- STATED PROBLEM -
Transcribe all the records exactly and omit any images they hold.

[START DATA SUPPLIED]

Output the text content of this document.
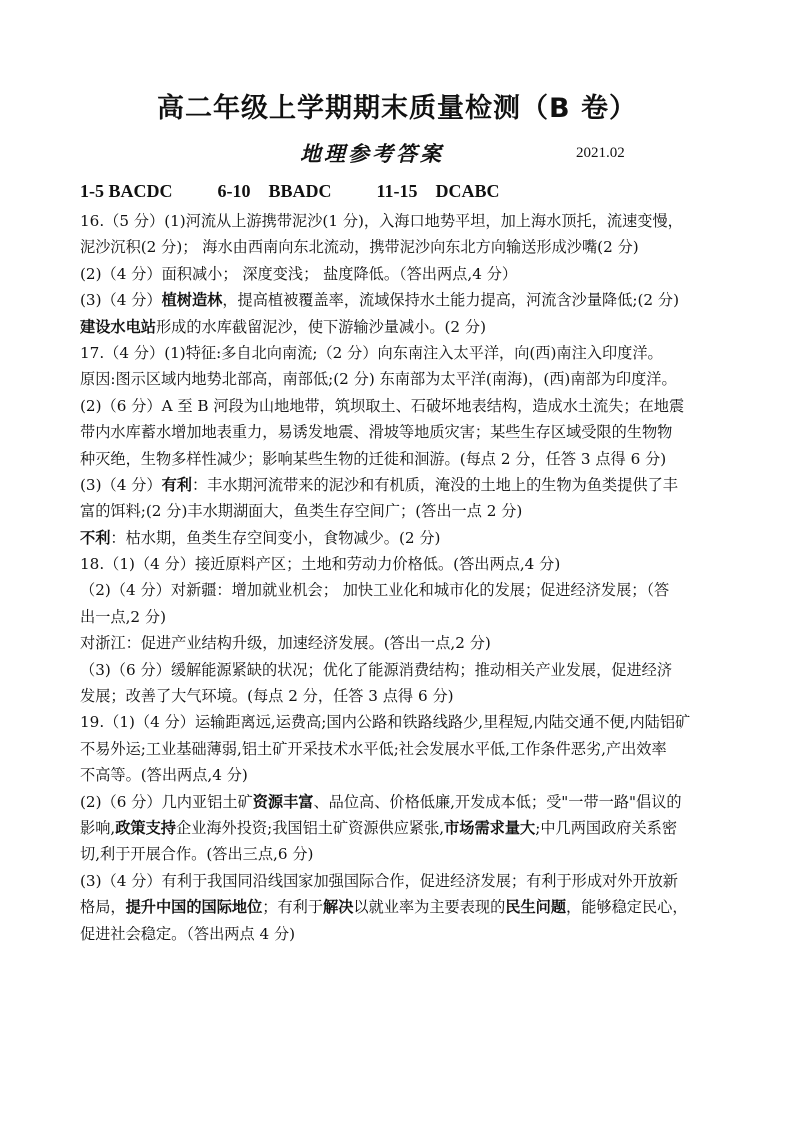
高二年级上学期期末质量检测（B 卷）
地理参考答案	2021.02
1-5 BACDC          6-10    BBADC          11-15    DCABC
16.（5 分）(1)河流从上游携带泥沙(1 分)，入海口地势平坦，加上海水顶托，流速变慢，
泥沙沉积(2 分)； 海水由西南向东北流动，携带泥沙向东北方向输送形成沙嘴(2 分)
(2)（4 分）面积减小； 深度变浅； 盐度降低。（答出两点,4 分）
(3)（4 分）植树造林，提高植被覆盖率，流域保持水土能力提高，河流含沙量降低;(2 分)
建设水电站形成的水库截留泥沙，使下游输沙量减小。(2 分)
17.（4 分）(1)特征:多自北向南流;（2 分）向东南注入太平洋，向(西)南注入印度洋。
原因:图示区域内地势北部高，南部低;(2 分) 东南部为太平洋(南海)，(西)南部为印度洋。
(2)（6 分）A 至 B 河段为山地地带，筑坝取土、石破坏地表结构，造成水土流失；在地震
带内水库蓄水增加地表重力，易诱发地震、滑坡等地质灾害；某些生存区域受限的生物物
种灭绝，生物多样性减少；影响某些生物的迁徙和洄游。(每点 2 分，任答 3 点得 6 分)
(3)（4 分）有利：丰水期河流带来的泥沙和有机质，淹没的土地上的生物为鱼类提供了丰
富的饵料;(2 分)丰水期湖面大，鱼类生存空间广；(答出一点 2 分)
不利：枯水期，鱼类生存空间变小，食物减少。(2 分)
18.（1)（4 分）接近原料产区；土地和劳动力价格低。(答出两点,4 分)
（2)（4 分）对新疆：增加就业机会； 加快工业化和城市化的发展；促进经济发展；（答
出一点,2 分)
对浙江：促进产业结构升级，加速经济发展。(答出一点,2 分)
（3)（6 分）缓解能源紧缺的状况；优化了能源消费结构；推动相关产业发展，促进经济
发展；改善了大气环境。(每点 2 分，任答 3 点得 6 分)
19.（1)（4 分）运输距离远,运费高;国内公路和铁路线路少,里程短,内陆交通不便,内陆铝矿
不易外运;工业基础薄弱,铝土矿开采技术水平低;社会发展水平低,工作条件恶劣,产出效率
不高等。(答出两点,4 分)
(2)（6 分）几内亚铝土矿资源丰富、品位高、价格低廉,开发成本低；受"一带一路"倡议的
影响,政策支持企业海外投资;我国铝土矿资源供应紧张,市场需求量大;中几两国政府关系密
切,利于开展合作。(答出三点,6 分)
(3)（4 分）有利于我国同沿线国家加强国际合作，促进经济发展；有利于形成对外开放新
格局，提升中国的国际地位；有利于解决以就业率为主要表现的民生问题，能够稳定民心，
促进社会稳定。（答出两点 4 分)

[END DATA SUPPLIED]

- OUTPUT OF THE EXERCISE -
Output the text content of this document.
高二年级上学期期末质量检测（B 卷）
地理参考答案	2021.02
1-5 BACDC          6-10    BBADC          11-15    DCABC
16.（5 分）(1)河流从上游携带泥沙(1 分)，入海口地势平坦，加上海水顶托，流速变慢，
泥沙沉积(2 分)； 海水由西南向东北流动，携带泥沙向东北方向输送形成沙嘴(2 分)
(2)（4 分）面积减小； 深度变浅； 盐度降低。（答出两点,4 分）
(3)（4 分）植树造林，提高植被覆盖率，流域保持水土能力提高，河流含沙量降低;(2 分)
建设水电站形成的水库截留泥沙，使下游输沙量减小。(2 分)
17.（4 分）(1)特征:多自北向南流;（2 分）向东南注入太平洋，向(西)南注入印度洋。
原因:图示区域内地势北部高，南部低;(2 分) 东南部为太平洋(南海)，(西)南部为印度洋。
(2)（6 分）A 至 B 河段为山地地带，筑坝取土、石破坏地表结构，造成水土流失；在地震
带内水库蓄水增加地表重力，易诱发地震、滑坡等地质灾害；某些生存区域受限的生物物
种灭绝，生物多样性减少；影响某些生物的迁徙和洄游。(每点 2 分，任答 3 点得 6 分)
(3)（4 分）有利：丰水期河流带来的泥沙和有机质，淹没的土地上的生物为鱼类提供了丰
富的饵料;(2 分)丰水期湖面大，鱼类生存空间广；(答出一点 2 分)
不利：枯水期，鱼类生存空间变小，食物减少。(2 分)
18.（1)（4 分）接近原料产区；土地和劳动力价格低。(答出两点,4 分)
（2)（4 分）对新疆：增加就业机会； 加快工业化和城市化的发展；促进经济发展；（答
出一点,2 分)
对浙江：促进产业结构升级，加速经济发展。(答出一点,2 分)
（3)（6 分）缓解能源紧缺的状况；优化了能源消费结构；推动相关产业发展，促进经济
发展；改善了大气环境。(每点 2 分，任答 3 点得 6 分)
19.（1)（4 分）运输距离远,运费高;国内公路和铁路线路少,里程短,内陆交通不便,内陆铝矿
不易外运;工业基础薄弱,铝土矿开采技术水平低;社会发展水平低,工作条件恶劣,产出效率
不高等。(答出两点,4 分)
(2)（6 分）几内亚铝土矿资源丰富、品位高、价格低廉,开发成本低；受"一带一路"倡议的
影响,政策支持企业海外投资;我国铝土矿资源供应紧张,市场需求量大;中几两国政府关系密
切,利于开展合作。(答出三点,6 分)
(3)（4 分）有利于我国同沿线国家加强国际合作，促进经济发展；有利于形成对外开放新
格局，提升中国的国际地位；有利于解决以就业率为主要表现的民生问题，能够稳定民心，
促进社会稳定。（答出两点 4 分)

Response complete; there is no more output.